[Data section]
###
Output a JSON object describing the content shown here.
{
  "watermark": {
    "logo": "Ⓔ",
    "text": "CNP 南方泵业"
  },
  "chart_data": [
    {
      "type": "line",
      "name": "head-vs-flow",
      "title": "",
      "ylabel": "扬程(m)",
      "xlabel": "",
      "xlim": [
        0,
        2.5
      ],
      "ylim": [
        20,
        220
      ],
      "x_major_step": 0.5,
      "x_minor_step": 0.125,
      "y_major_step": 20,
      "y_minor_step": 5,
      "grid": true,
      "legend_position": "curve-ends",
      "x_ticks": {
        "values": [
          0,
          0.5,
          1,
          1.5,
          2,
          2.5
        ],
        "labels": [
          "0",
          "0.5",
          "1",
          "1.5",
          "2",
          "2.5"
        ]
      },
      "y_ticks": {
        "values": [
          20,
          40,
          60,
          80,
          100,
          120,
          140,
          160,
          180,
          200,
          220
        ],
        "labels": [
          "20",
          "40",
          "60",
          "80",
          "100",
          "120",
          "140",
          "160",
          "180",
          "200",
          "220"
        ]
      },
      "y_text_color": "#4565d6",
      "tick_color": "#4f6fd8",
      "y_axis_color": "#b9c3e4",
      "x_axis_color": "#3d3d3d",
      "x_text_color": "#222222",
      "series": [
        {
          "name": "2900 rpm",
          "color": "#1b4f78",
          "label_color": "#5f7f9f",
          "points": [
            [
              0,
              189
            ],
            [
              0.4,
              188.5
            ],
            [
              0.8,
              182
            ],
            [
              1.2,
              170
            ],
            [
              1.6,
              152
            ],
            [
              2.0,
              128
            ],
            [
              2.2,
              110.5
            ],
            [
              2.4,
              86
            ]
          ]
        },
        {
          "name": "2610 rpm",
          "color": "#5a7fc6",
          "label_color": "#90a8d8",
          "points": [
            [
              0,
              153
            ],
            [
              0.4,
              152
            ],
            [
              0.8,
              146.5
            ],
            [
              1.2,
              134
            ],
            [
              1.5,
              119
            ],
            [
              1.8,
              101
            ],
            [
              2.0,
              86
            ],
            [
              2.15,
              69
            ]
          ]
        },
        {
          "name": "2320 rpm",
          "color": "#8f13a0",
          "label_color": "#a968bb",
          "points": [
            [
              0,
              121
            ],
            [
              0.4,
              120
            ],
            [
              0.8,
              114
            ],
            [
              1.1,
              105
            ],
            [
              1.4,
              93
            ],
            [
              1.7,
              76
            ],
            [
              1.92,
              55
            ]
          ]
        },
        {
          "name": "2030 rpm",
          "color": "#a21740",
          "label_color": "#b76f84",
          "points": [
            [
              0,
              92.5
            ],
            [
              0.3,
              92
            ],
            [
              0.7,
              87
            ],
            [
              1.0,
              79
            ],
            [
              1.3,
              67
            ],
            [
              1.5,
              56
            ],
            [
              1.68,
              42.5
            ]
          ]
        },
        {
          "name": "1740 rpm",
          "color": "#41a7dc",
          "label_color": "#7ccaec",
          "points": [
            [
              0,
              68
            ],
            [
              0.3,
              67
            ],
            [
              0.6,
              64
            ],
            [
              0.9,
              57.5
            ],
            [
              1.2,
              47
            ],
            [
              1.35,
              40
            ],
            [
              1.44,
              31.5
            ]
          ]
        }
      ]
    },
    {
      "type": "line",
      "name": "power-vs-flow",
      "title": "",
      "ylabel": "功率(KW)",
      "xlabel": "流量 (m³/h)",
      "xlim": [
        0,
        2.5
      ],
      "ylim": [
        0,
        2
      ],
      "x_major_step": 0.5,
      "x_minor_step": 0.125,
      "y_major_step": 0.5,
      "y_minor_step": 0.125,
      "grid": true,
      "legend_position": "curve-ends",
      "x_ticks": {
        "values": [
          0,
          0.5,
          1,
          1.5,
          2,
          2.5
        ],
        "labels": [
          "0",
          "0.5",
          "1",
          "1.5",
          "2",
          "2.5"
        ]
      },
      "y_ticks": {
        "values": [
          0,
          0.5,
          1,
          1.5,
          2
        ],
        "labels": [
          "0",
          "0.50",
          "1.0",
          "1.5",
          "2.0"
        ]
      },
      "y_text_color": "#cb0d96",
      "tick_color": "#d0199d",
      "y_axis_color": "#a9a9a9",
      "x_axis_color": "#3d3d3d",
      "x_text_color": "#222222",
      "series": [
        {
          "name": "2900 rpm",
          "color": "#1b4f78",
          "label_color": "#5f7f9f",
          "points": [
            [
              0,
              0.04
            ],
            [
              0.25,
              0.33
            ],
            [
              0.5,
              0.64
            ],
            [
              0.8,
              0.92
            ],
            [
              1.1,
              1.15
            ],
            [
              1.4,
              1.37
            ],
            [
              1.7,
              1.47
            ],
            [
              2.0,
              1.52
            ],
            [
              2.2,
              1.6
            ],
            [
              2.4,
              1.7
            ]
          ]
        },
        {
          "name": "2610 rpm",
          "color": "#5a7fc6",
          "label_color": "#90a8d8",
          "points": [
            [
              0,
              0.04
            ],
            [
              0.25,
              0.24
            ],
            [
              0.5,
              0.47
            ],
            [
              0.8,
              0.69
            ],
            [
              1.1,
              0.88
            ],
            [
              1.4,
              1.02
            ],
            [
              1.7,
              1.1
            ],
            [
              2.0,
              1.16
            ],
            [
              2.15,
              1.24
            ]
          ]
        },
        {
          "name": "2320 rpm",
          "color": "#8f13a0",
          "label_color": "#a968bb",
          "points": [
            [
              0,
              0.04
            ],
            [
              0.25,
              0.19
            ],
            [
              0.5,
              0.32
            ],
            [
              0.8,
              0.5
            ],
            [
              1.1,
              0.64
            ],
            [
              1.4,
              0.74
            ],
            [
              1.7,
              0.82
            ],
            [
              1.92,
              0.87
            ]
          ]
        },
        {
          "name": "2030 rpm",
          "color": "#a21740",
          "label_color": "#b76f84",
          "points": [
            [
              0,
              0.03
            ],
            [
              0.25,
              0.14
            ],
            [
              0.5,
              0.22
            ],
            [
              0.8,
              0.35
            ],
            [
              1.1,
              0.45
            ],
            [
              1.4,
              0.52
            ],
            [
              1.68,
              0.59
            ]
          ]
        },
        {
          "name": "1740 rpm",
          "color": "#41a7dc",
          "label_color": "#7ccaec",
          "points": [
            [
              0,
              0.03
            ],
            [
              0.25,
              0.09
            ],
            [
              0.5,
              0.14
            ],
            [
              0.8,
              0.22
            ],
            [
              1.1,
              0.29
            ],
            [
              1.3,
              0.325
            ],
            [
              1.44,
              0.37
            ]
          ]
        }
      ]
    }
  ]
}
###
[Your task]
Every entry in the listing must be retyped exactly.

[Answer to the problem]
Output a JSON object describing the content shown here.
{
  "watermark": {
    "logo": "Ⓔ",
    "text": "CNP 南方泵业"
  },
  "chart_data": [
    {
      "type": "line",
      "name": "head-vs-flow",
      "title": "",
      "ylabel": "扬程(m)",
      "xlabel": "",
      "xlim": [
        0,
        2.5
      ],
      "ylim": [
        20,
        220
      ],
      "x_major_step": 0.5,
      "x_minor_step": 0.125,
      "y_major_step": 20,
      "y_minor_step": 5,
      "grid": true,
      "legend_position": "curve-ends",
      "x_ticks": {
        "values": [
          0,
          0.5,
          1,
          1.5,
          2,
          2.5
        ],
        "labels": [
          "0",
          "0.5",
          "1",
          "1.5",
          "2",
          "2.5"
        ]
      },
      "y_ticks": {
        "values": [
          20,
          40,
          60,
          80,
          100,
          120,
          140,
          160,
          180,
          200,
          220
        ],
        "labels": [
          "20",
          "40",
          "60",
          "80",
          "100",
          "120",
          "140",
          "160",
          "180",
          "200",
          "220"
        ]
      },
      "y_text_color": "#4565d6",
      "tick_color": "#4f6fd8",
      "y_axis_color": "#b9c3e4",
      "x_axis_color": "#3d3d3d",
      "x_text_color": "#222222",
      "series": [
        {
          "name": "2900 rpm",
          "color": "#1b4f78",
          "label_color": "#5f7f9f",
          "points": [
            [
              0,
              189
            ],
            [
              0.4,
              188.5
            ],
            [
              0.8,
              182
            ],
            [
              1.2,
              170
            ],
            [
              1.6,
              152
            ],
            [
              2.0,
              128
            ],
            [
              2.2,
              110.5
            ],
            [
              2.4,
              86
            ]
          ]
        },
        {
          "name": "2610 rpm",
          "color": "#5a7fc6",
          "label_color": "#90a8d8",
          "points": [
            [
              0,
              153
            ],
            [
              0.4,
              152
            ],
            [
              0.8,
              146.5
            ],
            [
              1.2,
              134
            ],
            [
              1.5,
              119
            ],
            [
              1.8,
              101
            ],
            [
              2.0,
              86
            ],
            [
              2.15,
              69
            ]
          ]
        },
        {
          "name": "2320 rpm",
          "color": "#8f13a0",
          "label_color": "#a968bb",
          "points": [
            [
              0,
              121
            ],
            [
              0.4,
              120
            ],
            [
              0.8,
              114
            ],
            [
              1.1,
              105
            ],
            [
              1.4,
              93
            ],
            [
              1.7,
              76
            ],
            [
              1.92,
              55
            ]
          ]
        },
        {
          "name": "2030 rpm",
          "color": "#a21740",
          "label_color": "#b76f84",
          "points": [
            [
              0,
              92.5
            ],
            [
              0.3,
              92
            ],
            [
              0.7,
              87
            ],
            [
              1.0,
              79
            ],
            [
              1.3,
              67
            ],
            [
              1.5,
              56
            ],
            [
              1.68,
              42.5
            ]
          ]
        },
        {
          "name": "1740 rpm",
          "color": "#41a7dc",
          "label_color": "#7ccaec",
          "points": [
            [
              0,
              68
            ],
            [
              0.3,
              67
            ],
            [
              0.6,
              64
            ],
            [
              0.9,
              57.5
            ],
            [
              1.2,
              47
            ],
            [
              1.35,
              40
            ],
            [
              1.44,
              31.5
            ]
          ]
        }
      ]
    },
    {
      "type": "line",
      "name": "power-vs-flow",
      "title": "",
      "ylabel": "功率(KW)",
      "xlabel": "流量 (m³/h)",
      "xlim": [
        0,
        2.5
      ],
      "ylim": [
        0,
        2
      ],
      "x_major_step": 0.5,
      "x_minor_step": 0.125,
      "y_major_step": 0.5,
      "y_minor_step": 0.125,
      "grid": true,
      "legend_position": "curve-ends",
      "x_ticks": {
        "values": [
          0,
          0.5,
          1,
          1.5,
          2,
          2.5
        ],
        "labels": [
          "0",
          "0.5",
          "1",
          "1.5",
          "2",
          "2.5"
        ]
      },
      "y_ticks": {
        "values": [
          0,
          0.5,
          1,
          1.5,
          2
        ],
        "labels": [
          "0",
          "0.50",
          "1.0",
          "1.5",
          "2.0"
        ]
      },
      "y_text_color": "#cb0d96",
      "tick_color": "#d0199d",
      "y_axis_color": "#a9a9a9",
      "x_axis_color": "#3d3d3d",
      "x_text_color": "#222222",
      "series": [
        {
          "name": "2900 rpm",
          "color": "#1b4f78",
          "label_color": "#5f7f9f",
          "points": [
            [
              0,
              0.04
            ],
            [
              0.25,
              0.33
            ],
            [
              0.5,
              0.64
            ],
            [
              0.8,
              0.92
            ],
            [
              1.1,
              1.15
            ],
            [
              1.4,
              1.37
            ],
            [
              1.7,
              1.47
            ],
            [
              2.0,
              1.52
            ],
            [
              2.2,
              1.6
            ],
            [
              2.4,
              1.7
            ]
          ]
        },
        {
          "name": "2610 rpm",
          "color": "#5a7fc6",
          "label_color": "#90a8d8",
          "points": [
            [
              0,
              0.04
            ],
            [
              0.25,
              0.24
            ],
            [
              0.5,
              0.47
            ],
            [
              0.8,
              0.69
            ],
            [
              1.1,
              0.88
            ],
            [
              1.4,
              1.02
            ],
            [
              1.7,
              1.1
            ],
            [
              2.0,
              1.16
            ],
            [
              2.15,
              1.24
            ]
          ]
        },
        {
          "name": "2320 rpm",
          "color": "#8f13a0",
          "label_color": "#a968bb",
          "points": [
            [
              0,
              0.04
            ],
            [
              0.25,
              0.19
            ],
            [
              0.5,
              0.32
            ],
            [
              0.8,
              0.5
            ],
            [
              1.1,
              0.64
            ],
            [
              1.4,
              0.74
            ],
            [
              1.7,
              0.82
            ],
            [
              1.92,
              0.87
            ]
          ]
        },
        {
          "name": "2030 rpm",
          "color": "#a21740",
          "label_color": "#b76f84",
          "points": [
            [
              0,
              0.03
            ],
            [
              0.25,
              0.14
            ],
            [
              0.5,
              0.22
            ],
            [
              0.8,
              0.35
            ],
            [
              1.1,
              0.45
            ],
            [
              1.4,
              0.52
            ],
            [
              1.68,
              0.59
            ]
          ]
        },
        {
          "name": "1740 rpm",
          "color": "#41a7dc",
          "label_color": "#7ccaec",
          "points": [
            [
              0,
              0.03
            ],
            [
              0.25,
              0.09
            ],
            [
              0.5,
              0.14
            ],
            [
              0.8,
              0.22
            ],
            [
              1.1,
              0.29
            ],
            [
              1.3,
              0.325
            ],
            [
              1.44,
              0.37
            ]
          ]
        }
      ]
    }
  ]
}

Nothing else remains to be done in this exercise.